— EXTRACTED ENTRIES —
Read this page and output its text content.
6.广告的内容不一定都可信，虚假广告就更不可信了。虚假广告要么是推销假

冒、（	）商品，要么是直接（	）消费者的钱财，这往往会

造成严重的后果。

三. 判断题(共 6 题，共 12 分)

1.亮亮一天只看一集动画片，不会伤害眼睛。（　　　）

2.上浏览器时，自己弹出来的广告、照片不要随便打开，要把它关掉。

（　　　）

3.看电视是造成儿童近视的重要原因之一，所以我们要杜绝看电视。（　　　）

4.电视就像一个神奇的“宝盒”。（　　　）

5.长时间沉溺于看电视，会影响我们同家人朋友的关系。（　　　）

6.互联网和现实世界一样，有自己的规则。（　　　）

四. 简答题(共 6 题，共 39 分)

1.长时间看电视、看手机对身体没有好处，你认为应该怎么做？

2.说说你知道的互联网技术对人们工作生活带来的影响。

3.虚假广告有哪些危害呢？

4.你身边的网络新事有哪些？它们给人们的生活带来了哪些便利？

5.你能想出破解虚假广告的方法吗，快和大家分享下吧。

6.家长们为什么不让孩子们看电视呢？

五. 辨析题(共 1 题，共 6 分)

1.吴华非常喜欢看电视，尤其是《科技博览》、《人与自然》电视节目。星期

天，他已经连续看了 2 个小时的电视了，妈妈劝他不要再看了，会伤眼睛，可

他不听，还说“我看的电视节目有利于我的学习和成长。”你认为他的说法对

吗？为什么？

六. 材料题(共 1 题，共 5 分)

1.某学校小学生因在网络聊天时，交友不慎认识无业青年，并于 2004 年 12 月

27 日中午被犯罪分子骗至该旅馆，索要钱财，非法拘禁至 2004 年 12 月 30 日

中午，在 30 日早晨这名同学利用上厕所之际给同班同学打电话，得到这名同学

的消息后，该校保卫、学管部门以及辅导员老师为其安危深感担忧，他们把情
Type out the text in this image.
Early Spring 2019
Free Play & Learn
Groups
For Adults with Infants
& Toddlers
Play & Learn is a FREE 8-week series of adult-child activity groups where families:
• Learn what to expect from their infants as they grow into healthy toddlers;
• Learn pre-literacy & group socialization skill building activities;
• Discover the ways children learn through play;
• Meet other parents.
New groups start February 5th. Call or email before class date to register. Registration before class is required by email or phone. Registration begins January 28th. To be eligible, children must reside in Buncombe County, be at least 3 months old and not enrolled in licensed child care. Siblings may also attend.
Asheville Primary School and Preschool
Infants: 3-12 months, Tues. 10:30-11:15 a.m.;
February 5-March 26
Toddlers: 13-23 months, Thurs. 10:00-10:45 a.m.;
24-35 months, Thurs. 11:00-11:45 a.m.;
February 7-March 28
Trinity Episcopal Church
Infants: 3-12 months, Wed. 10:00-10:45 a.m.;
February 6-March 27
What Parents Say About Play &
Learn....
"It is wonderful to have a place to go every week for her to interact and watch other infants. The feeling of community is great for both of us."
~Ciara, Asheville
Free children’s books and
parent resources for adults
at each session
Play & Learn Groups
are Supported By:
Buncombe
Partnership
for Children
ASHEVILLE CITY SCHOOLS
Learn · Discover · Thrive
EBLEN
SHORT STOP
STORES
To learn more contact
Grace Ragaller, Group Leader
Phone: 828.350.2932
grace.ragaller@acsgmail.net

— WHAT TO PRODUCE —
Among the lines above, determine how many hold the word "February"; report the figure alone.

— RESULT OF THIS EXERCISE —
4